Leave out the images; return the rest of the data exactly.

┄┄┄┄┄┄┄┄┄┄

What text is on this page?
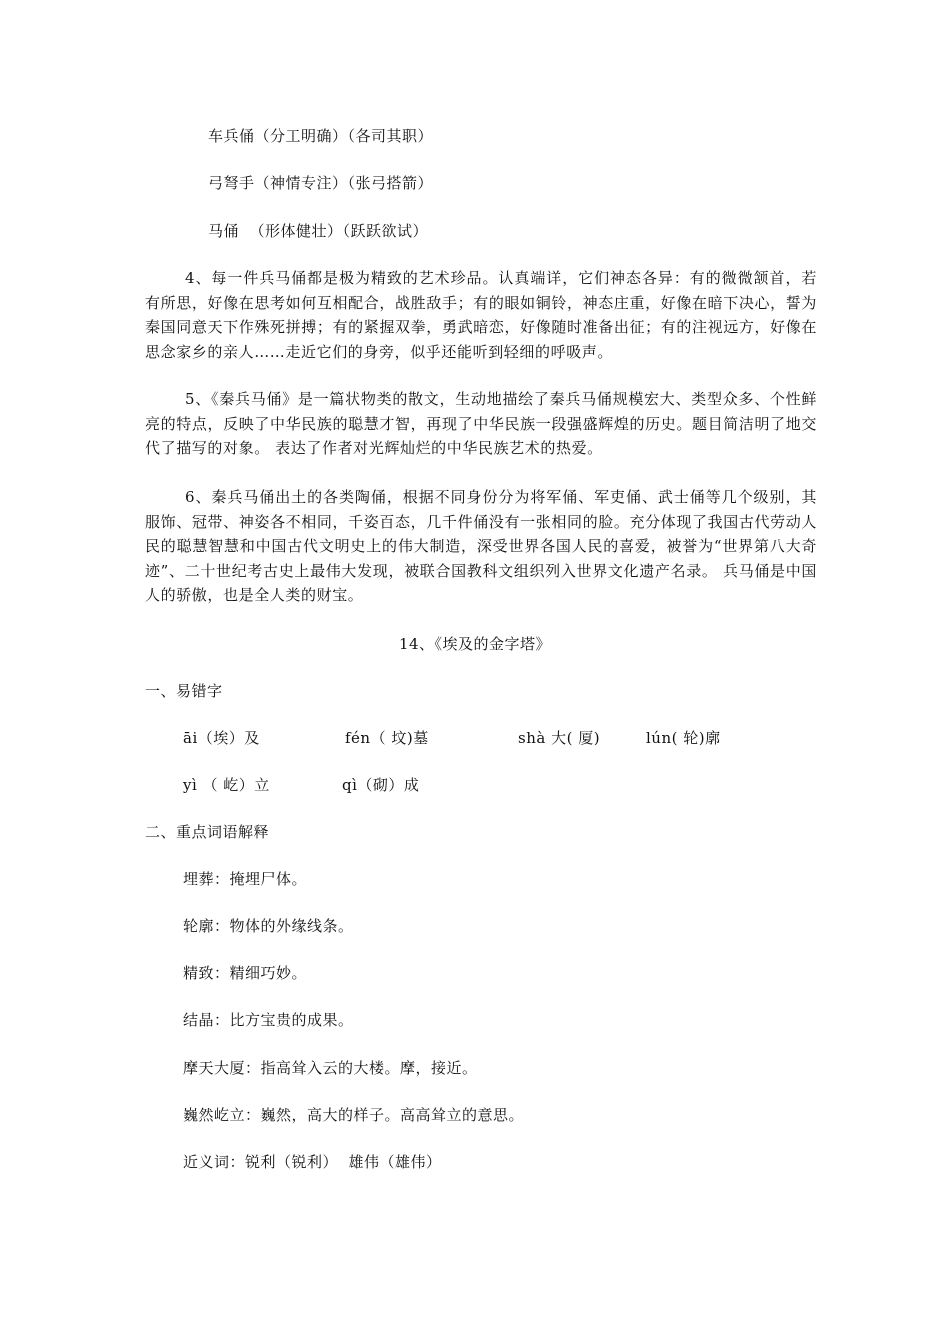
车兵俑（分工明确）（各司其职）
弓弩手（神情专注）（张弓搭箭）
马俑  （形体健壮）（跃跃欲试）
4、每一件兵马俑都是极为精致的艺术珍品。认真端详，它们神态各异：有的微微颔首，若有所思，好像在思考如何互相配合，战胜敌手；有的眼如铜铃，神态庄重，好像在暗下决心，誓为秦国同意天下作殊死拼搏；有的紧握双拳，勇武暗恋，好像随时准备出征；有的注视远方，好像在思念家乡的亲人……走近它们的身旁，似乎还能听到轻细的呼吸声。
5、《秦兵马俑》是一篇状物类的散文，生动地描绘了秦兵马俑规模宏大、类型众多、个性鲜亮的特点，反映了中华民族的聪慧才智，再现了中华民族一段强盛辉煌的历史。题目简洁明了地交代了描写的对象。 表达了作者对光辉灿烂的中华民族艺术的热爱。
6、秦兵马俑出土的各类陶俑，根据不同身份分为将军俑、军吏俑、武士俑等几个级别，其服饰、冠带、神姿各不相同，千姿百态，几千件俑没有一张相同的脸。充分体现了我国古代劳动人民的聪慧智慧和中国古代文明史上的伟大制造，深受世界各国人民的喜爱，被誉为“世界第八大奇迹”、二十世纪考古史上最伟大发现，被联合国教科文组织列入世界文化遗产名录。 兵马俑是中国人的骄傲，也是全人类的财宝。
14、《埃及的金字塔》
一、易错字
āi（埃）及	fén（ 坟)墓	shà 大( 厦)	lún( 轮)廓
yì （ 屹）立	qì（砌）成
二、重点词语解释
埋葬：掩埋尸体。
轮廓：物体的外缘线条。
精致：精细巧妙。
结晶：比方宝贵的成果。
摩天大厦：指高耸入云的大楼。摩，接近。
巍然屹立：巍然，高大的样子。高高耸立的意思。
近义词：锐利（锐利）  雄伟（雄伟）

┄┄┄┄┄┄┄┄┄┄

Response to this task ▸
What text is on this page?
车兵俑（分工明确）（各司其职）
弓弩手（神情专注）（张弓搭箭）
马俑  （形体健壮）（跃跃欲试）
4、每一件兵马俑都是极为精致的艺术珍品。认真端详，它们神态各异：有的微微颔首，若有所思，好像在思考如何互相配合，战胜敌手；有的眼如铜铃，神态庄重，好像在暗下决心，誓为秦国同意天下作殊死拼搏；有的紧握双拳，勇武暗恋，好像随时准备出征；有的注视远方，好像在思念家乡的亲人……走近它们的身旁，似乎还能听到轻细的呼吸声。
5、《秦兵马俑》是一篇状物类的散文，生动地描绘了秦兵马俑规模宏大、类型众多、个性鲜亮的特点，反映了中华民族的聪慧才智，再现了中华民族一段强盛辉煌的历史。题目简洁明了地交代了描写的对象。 表达了作者对光辉灿烂的中华民族艺术的热爱。
6、秦兵马俑出土的各类陶俑，根据不同身份分为将军俑、军吏俑、武士俑等几个级别，其服饰、冠带、神姿各不相同，千姿百态，几千件俑没有一张相同的脸。充分体现了我国古代劳动人民的聪慧智慧和中国古代文明史上的伟大制造，深受世界各国人民的喜爱，被誉为“世界第八大奇迹”、二十世纪考古史上最伟大发现，被联合国教科文组织列入世界文化遗产名录。 兵马俑是中国人的骄傲，也是全人类的财宝。
14、《埃及的金字塔》
一、易错字
āi（埃）及	fén（ 坟)墓	shà 大( 厦)	lún( 轮)廓
yì （ 屹）立	qì（砌）成
二、重点词语解释
埋葬：掩埋尸体。
轮廓：物体的外缘线条。
精致：精细巧妙。
结晶：比方宝贵的成果。
摩天大厦：指高耸入云的大楼。摩，接近。
巍然屹立：巍然，高大的样子。高高耸立的意思。
近义词：锐利（锐利）  雄伟（雄伟）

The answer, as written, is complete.